= Data section =
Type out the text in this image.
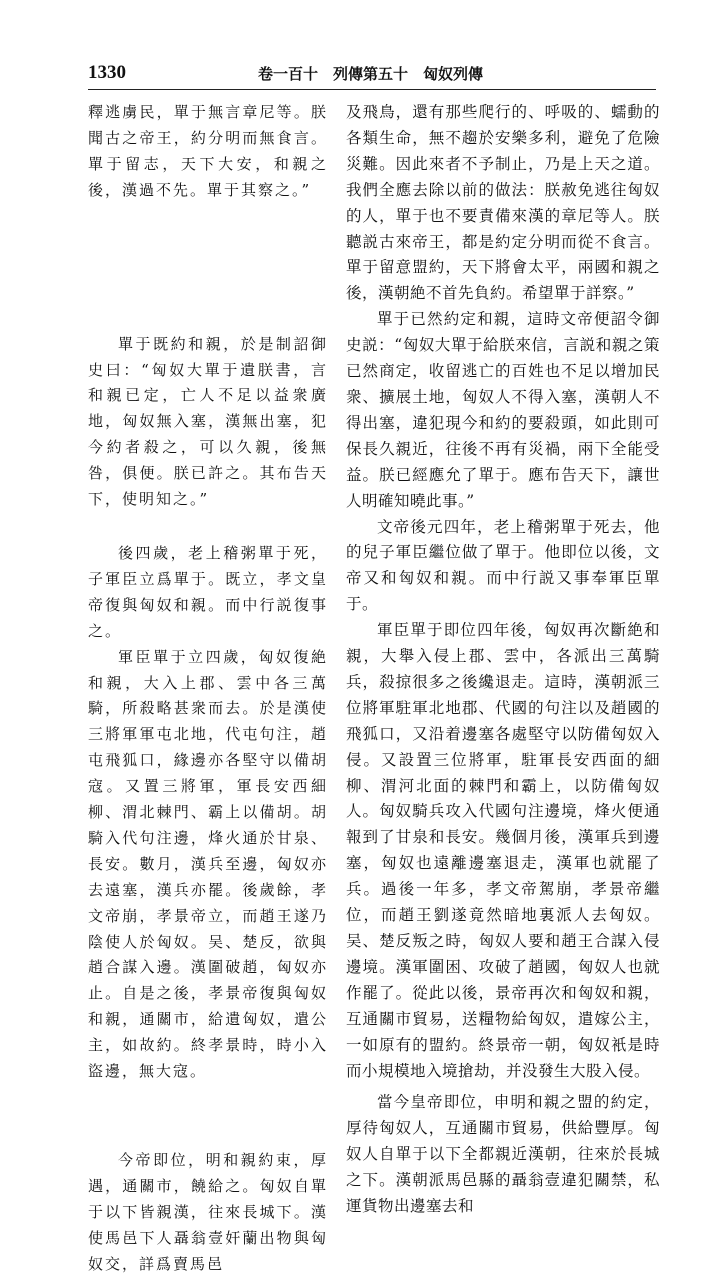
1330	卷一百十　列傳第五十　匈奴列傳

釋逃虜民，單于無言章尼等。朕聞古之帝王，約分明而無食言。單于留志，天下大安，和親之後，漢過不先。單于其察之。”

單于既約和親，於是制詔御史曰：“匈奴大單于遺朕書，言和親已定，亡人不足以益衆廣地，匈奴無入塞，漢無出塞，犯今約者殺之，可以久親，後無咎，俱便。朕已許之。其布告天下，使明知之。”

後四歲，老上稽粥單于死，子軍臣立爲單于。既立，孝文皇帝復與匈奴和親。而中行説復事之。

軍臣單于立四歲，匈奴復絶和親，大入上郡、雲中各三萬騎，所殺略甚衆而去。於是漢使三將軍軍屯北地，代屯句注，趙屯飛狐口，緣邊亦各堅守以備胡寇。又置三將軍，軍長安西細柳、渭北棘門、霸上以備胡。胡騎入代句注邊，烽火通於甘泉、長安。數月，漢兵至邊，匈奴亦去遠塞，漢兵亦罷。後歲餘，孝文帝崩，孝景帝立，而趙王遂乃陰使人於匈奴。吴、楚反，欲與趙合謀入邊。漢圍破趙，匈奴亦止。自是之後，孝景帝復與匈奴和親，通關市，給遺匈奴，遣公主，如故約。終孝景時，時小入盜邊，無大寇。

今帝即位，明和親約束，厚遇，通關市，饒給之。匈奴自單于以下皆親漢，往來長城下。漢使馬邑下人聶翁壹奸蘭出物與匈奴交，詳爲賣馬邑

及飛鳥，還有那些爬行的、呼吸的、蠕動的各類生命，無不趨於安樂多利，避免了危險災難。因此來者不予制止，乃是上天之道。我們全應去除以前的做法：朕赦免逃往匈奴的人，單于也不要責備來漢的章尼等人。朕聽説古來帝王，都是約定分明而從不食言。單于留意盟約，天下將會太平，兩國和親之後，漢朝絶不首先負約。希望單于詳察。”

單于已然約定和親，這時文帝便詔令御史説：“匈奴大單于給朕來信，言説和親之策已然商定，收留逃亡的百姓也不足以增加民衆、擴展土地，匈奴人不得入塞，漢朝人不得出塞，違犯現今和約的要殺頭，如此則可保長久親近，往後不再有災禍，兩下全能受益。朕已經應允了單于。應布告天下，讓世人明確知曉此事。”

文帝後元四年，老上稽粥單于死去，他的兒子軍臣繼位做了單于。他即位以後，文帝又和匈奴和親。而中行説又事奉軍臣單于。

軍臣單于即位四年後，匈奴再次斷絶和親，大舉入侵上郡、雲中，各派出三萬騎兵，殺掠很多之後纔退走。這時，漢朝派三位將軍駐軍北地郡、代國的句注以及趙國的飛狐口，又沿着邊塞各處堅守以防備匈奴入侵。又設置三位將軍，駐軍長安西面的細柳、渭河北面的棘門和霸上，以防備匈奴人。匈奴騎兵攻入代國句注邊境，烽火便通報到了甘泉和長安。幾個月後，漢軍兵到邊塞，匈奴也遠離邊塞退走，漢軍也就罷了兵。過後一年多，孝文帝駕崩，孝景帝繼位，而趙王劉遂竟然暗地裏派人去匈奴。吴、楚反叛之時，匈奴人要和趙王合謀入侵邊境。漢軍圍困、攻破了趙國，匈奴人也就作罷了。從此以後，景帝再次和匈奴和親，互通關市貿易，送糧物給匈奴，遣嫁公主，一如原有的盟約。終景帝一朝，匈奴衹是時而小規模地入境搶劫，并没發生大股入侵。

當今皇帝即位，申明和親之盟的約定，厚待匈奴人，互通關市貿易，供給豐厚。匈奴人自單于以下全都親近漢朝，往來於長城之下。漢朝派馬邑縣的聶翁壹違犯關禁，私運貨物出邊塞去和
* * *
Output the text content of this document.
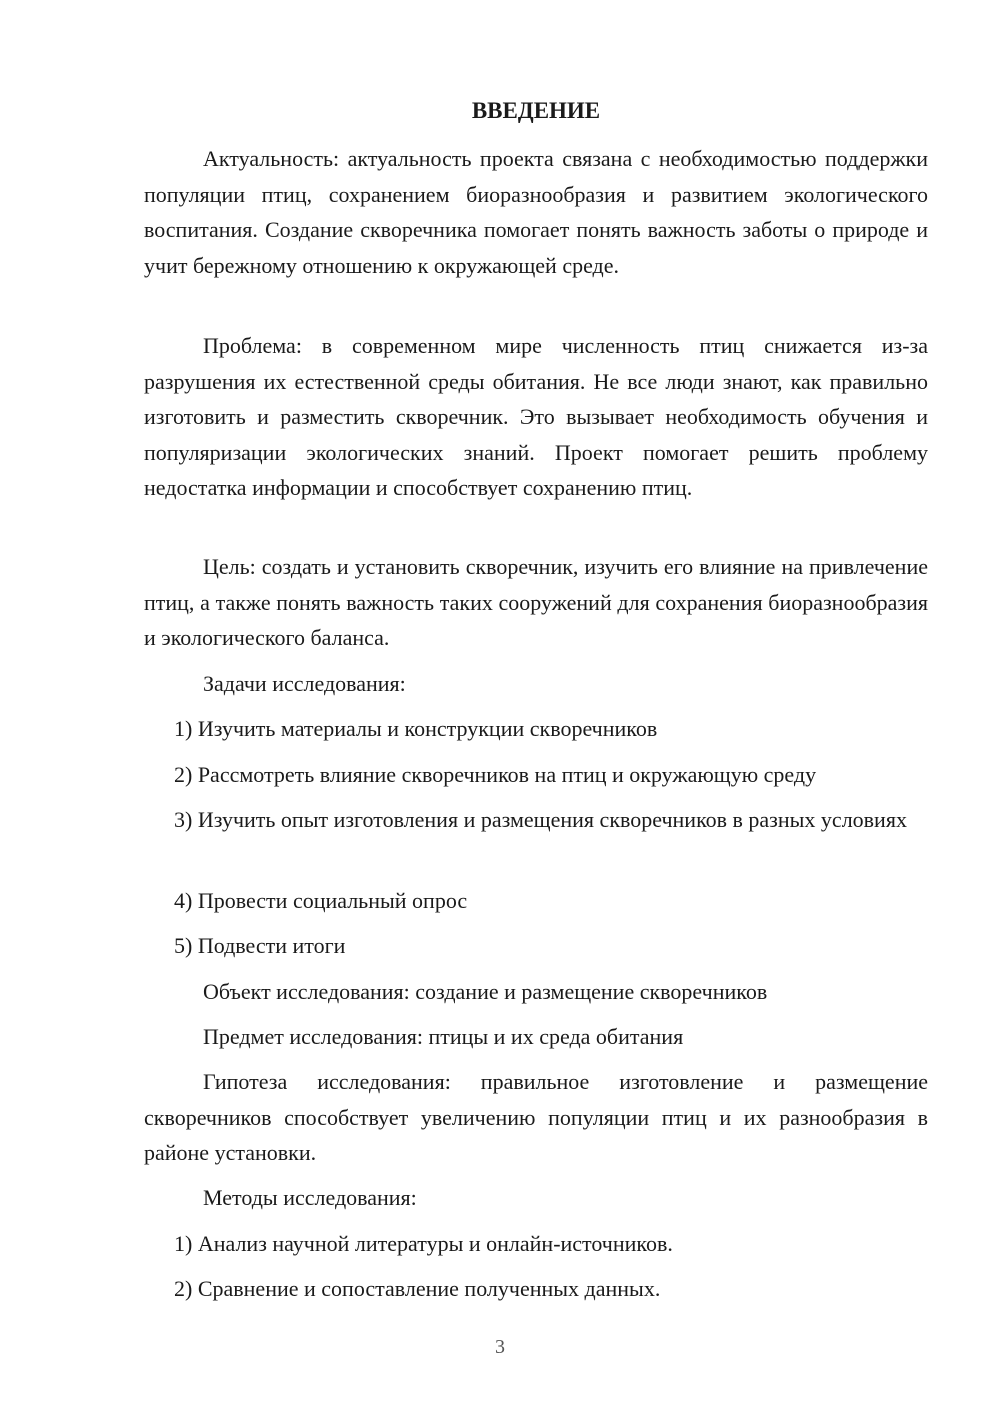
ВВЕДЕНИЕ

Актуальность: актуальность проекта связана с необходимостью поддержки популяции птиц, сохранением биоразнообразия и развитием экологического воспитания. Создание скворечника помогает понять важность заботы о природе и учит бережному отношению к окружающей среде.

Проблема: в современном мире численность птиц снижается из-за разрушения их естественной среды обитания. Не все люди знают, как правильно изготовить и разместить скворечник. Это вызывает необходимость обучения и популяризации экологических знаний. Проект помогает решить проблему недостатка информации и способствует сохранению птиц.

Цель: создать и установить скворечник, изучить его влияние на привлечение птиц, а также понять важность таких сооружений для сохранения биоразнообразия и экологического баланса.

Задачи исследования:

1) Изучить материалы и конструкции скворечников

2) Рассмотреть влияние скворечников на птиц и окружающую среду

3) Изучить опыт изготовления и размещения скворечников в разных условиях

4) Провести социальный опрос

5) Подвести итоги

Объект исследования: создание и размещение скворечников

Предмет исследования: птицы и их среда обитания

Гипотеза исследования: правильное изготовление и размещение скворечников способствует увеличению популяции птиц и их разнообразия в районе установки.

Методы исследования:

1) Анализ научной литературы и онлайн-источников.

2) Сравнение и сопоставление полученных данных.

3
---
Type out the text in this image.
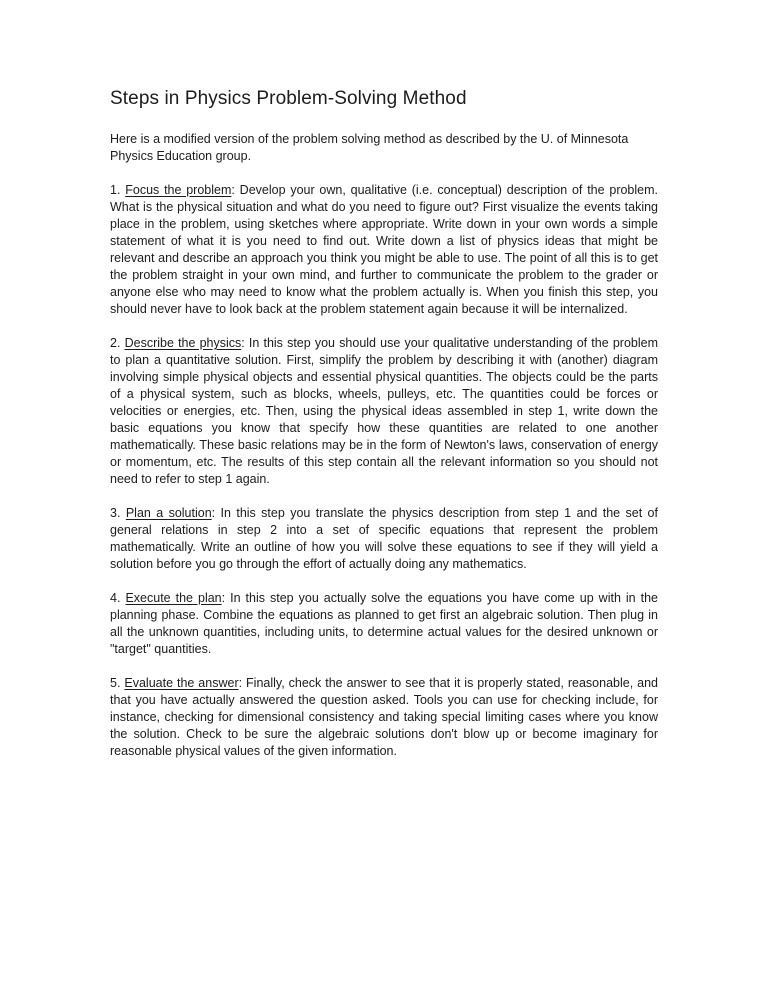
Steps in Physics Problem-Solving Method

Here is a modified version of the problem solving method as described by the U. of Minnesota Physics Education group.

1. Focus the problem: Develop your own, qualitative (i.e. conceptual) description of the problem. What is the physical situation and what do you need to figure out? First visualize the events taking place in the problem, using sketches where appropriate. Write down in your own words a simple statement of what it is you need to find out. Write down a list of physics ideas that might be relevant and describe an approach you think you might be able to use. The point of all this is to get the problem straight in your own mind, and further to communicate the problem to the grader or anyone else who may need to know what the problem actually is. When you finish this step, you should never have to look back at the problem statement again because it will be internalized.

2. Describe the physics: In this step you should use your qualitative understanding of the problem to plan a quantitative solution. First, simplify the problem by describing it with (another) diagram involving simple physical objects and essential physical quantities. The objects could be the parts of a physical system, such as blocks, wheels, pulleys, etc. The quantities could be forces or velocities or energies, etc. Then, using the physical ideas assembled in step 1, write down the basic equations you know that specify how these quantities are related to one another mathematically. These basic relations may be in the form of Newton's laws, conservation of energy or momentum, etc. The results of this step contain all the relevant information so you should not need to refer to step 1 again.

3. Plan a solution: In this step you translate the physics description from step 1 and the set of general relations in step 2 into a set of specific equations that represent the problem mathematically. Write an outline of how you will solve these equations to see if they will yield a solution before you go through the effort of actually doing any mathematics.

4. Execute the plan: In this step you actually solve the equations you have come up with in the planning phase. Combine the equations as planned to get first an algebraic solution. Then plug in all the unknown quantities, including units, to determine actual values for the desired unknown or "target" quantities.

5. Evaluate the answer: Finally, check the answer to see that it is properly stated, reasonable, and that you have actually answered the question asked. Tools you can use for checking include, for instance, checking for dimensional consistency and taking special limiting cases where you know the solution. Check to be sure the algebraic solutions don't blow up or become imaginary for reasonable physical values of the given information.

= Aim =
A line counts if it holds the word "quantities". How many lines of the entries count? Give the number only.

= Exercise answer =
2